# WORK TO BE COMPLETED
Please give the data below again in full, exactly as it stands.

━━━━━ DATA IN THIS EXERCISE

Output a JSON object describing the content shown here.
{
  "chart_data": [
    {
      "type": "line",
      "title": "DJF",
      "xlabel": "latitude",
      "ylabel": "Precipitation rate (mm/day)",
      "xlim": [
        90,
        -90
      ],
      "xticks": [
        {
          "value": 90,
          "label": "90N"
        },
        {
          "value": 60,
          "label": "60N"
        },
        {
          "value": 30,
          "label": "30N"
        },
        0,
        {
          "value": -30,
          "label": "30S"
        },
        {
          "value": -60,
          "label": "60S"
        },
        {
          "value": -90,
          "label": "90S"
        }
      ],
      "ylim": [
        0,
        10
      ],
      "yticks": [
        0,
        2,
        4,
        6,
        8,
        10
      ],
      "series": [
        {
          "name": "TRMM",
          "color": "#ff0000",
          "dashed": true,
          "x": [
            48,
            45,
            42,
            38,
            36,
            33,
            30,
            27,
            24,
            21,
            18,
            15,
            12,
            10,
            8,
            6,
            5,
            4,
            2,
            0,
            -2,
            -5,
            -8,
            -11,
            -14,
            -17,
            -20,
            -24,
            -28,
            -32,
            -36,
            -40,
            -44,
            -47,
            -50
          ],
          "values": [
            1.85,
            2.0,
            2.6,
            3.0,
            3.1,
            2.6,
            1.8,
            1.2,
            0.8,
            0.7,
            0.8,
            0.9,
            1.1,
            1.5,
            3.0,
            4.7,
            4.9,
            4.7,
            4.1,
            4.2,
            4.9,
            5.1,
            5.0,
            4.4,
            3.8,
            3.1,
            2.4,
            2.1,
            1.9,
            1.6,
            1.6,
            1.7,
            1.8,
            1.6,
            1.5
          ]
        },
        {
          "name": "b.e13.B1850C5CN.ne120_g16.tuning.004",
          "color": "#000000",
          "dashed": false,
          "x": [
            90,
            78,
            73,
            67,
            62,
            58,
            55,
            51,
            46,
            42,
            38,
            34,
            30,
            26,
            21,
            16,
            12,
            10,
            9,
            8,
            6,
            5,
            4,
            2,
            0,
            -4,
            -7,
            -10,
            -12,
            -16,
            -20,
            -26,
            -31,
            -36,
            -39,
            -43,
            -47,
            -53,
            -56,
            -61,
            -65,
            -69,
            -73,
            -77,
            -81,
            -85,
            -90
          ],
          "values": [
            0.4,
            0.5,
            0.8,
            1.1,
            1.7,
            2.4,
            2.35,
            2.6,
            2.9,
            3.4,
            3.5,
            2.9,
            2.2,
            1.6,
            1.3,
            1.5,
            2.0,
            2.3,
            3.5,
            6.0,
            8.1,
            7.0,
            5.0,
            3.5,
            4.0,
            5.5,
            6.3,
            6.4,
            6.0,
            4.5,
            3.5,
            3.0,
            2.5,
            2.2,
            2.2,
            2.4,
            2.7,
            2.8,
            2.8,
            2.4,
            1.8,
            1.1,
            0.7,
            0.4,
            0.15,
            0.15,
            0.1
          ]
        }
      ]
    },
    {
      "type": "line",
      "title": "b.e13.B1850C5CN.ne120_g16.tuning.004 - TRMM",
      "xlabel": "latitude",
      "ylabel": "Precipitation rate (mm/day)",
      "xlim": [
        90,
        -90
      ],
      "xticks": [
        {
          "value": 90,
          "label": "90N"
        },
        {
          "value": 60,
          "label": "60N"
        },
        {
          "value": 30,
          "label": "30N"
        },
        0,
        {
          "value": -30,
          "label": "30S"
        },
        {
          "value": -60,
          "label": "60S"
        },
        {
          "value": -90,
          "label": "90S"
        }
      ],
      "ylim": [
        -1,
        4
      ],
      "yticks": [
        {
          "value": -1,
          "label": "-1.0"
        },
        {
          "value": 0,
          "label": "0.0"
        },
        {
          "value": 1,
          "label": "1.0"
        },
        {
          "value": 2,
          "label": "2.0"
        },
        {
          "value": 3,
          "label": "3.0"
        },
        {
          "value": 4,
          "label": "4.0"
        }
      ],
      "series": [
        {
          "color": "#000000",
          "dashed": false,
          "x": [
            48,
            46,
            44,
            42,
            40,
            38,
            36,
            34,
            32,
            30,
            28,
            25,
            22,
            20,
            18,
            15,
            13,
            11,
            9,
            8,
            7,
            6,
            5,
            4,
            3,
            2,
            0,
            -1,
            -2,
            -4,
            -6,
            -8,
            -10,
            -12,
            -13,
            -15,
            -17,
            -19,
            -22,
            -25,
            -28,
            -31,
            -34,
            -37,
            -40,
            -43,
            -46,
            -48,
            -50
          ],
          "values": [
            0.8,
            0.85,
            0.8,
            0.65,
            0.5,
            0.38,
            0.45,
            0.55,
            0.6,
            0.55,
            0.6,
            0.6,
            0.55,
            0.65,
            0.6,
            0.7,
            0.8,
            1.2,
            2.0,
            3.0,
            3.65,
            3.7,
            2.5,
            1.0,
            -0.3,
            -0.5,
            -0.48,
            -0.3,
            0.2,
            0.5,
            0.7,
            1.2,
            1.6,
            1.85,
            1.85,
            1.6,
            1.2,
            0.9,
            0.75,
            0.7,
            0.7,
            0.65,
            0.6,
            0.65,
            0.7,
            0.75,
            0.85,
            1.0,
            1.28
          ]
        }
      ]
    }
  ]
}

━━━━━━━━━━

# THE COMPLETED TASK
Output a JSON object describing the content shown here.
{
  "chart_data": [
    {
      "type": "line",
      "title": "DJF",
      "xlabel": "latitude",
      "ylabel": "Precipitation rate (mm/day)",
      "xlim": [
        90,
        -90
      ],
      "xticks": [
        {
          "value": 90,
          "label": "90N"
        },
        {
          "value": 60,
          "label": "60N"
        },
        {
          "value": 30,
          "label": "30N"
        },
        0,
        {
          "value": -30,
          "label": "30S"
        },
        {
          "value": -60,
          "label": "60S"
        },
        {
          "value": -90,
          "label": "90S"
        }
      ],
      "ylim": [
        0,
        10
      ],
      "yticks": [
        0,
        2,
        4,
        6,
        8,
        10
      ],
      "series": [
        {
          "name": "TRMM",
          "color": "#ff0000",
          "dashed": true,
          "x": [
            48,
            45,
            42,
            38,
            36,
            33,
            30,
            27,
            24,
            21,
            18,
            15,
            12,
            10,
            8,
            6,
            5,
            4,
            2,
            0,
            -2,
            -5,
            -8,
            -11,
            -14,
            -17,
            -20,
            -24,
            -28,
            -32,
            -36,
            -40,
            -44,
            -47,
            -50
          ],
          "values": [
            1.85,
            2.0,
            2.6,
            3.0,
            3.1,
            2.6,
            1.8,
            1.2,
            0.8,
            0.7,
            0.8,
            0.9,
            1.1,
            1.5,
            3.0,
            4.7,
            4.9,
            4.7,
            4.1,
            4.2,
            4.9,
            5.1,
            5.0,
            4.4,
            3.8,
            3.1,
            2.4,
            2.1,
            1.9,
            1.6,
            1.6,
            1.7,
            1.8,
            1.6,
            1.5
          ]
        },
        {
          "name": "b.e13.B1850C5CN.ne120_g16.tuning.004",
          "color": "#000000",
          "dashed": false,
          "x": [
            90,
            78,
            73,
            67,
            62,
            58,
            55,
            51,
            46,
            42,
            38,
            34,
            30,
            26,
            21,
            16,
            12,
            10,
            9,
            8,
            6,
            5,
            4,
            2,
            0,
            -4,
            -7,
            -10,
            -12,
            -16,
            -20,
            -26,
            -31,
            -36,
            -39,
            -43,
            -47,
            -53,
            -56,
            -61,
            -65,
            -69,
            -73,
            -77,
            -81,
            -85,
            -90
          ],
          "values": [
            0.4,
            0.5,
            0.8,
            1.1,
            1.7,
            2.4,
            2.35,
            2.6,
            2.9,
            3.4,
            3.5,
            2.9,
            2.2,
            1.6,
            1.3,
            1.5,
            2.0,
            2.3,
            3.5,
            6.0,
            8.1,
            7.0,
            5.0,
            3.5,
            4.0,
            5.5,
            6.3,
            6.4,
            6.0,
            4.5,
            3.5,
            3.0,
            2.5,
            2.2,
            2.2,
            2.4,
            2.7,
            2.8,
            2.8,
            2.4,
            1.8,
            1.1,
            0.7,
            0.4,
            0.15,
            0.15,
            0.1
          ]
        }
      ]
    },
    {
      "type": "line",
      "title": "b.e13.B1850C5CN.ne120_g16.tuning.004 - TRMM",
      "xlabel": "latitude",
      "ylabel": "Precipitation rate (mm/day)",
      "xlim": [
        90,
        -90
      ],
      "xticks": [
        {
          "value": 90,
          "label": "90N"
        },
        {
          "value": 60,
          "label": "60N"
        },
        {
          "value": 30,
          "label": "30N"
        },
        0,
        {
          "value": -30,
          "label": "30S"
        },
        {
          "value": -60,
          "label": "60S"
        },
        {
          "value": -90,
          "label": "90S"
        }
      ],
      "ylim": [
        -1,
        4
      ],
      "yticks": [
        {
          "value": -1,
          "label": "-1.0"
        },
        {
          "value": 0,
          "label": "0.0"
        },
        {
          "value": 1,
          "label": "1.0"
        },
        {
          "value": 2,
          "label": "2.0"
        },
        {
          "value": 3,
          "label": "3.0"
        },
        {
          "value": 4,
          "label": "4.0"
        }
      ],
      "series": [
        {
          "color": "#000000",
          "dashed": false,
          "x": [
            48,
            46,
            44,
            42,
            40,
            38,
            36,
            34,
            32,
            30,
            28,
            25,
            22,
            20,
            18,
            15,
            13,
            11,
            9,
            8,
            7,
            6,
            5,
            4,
            3,
            2,
            0,
            -1,
            -2,
            -4,
            -6,
            -8,
            -10,
            -12,
            -13,
            -15,
            -17,
            -19,
            -22,
            -25,
            -28,
            -31,
            -34,
            -37,
            -40,
            -43,
            -46,
            -48,
            -50
          ],
          "values": [
            0.8,
            0.85,
            0.8,
            0.65,
            0.5,
            0.38,
            0.45,
            0.55,
            0.6,
            0.55,
            0.6,
            0.6,
            0.55,
            0.65,
            0.6,
            0.7,
            0.8,
            1.2,
            2.0,
            3.0,
            3.65,
            3.7,
            2.5,
            1.0,
            -0.3,
            -0.5,
            -0.48,
            -0.3,
            0.2,
            0.5,
            0.7,
            1.2,
            1.6,
            1.85,
            1.85,
            1.6,
            1.2,
            0.9,
            0.75,
            0.7,
            0.7,
            0.65,
            0.6,
            0.65,
            0.7,
            0.75,
            0.85,
            1.0,
            1.28
          ]
        }
      ]
    }
  ]
}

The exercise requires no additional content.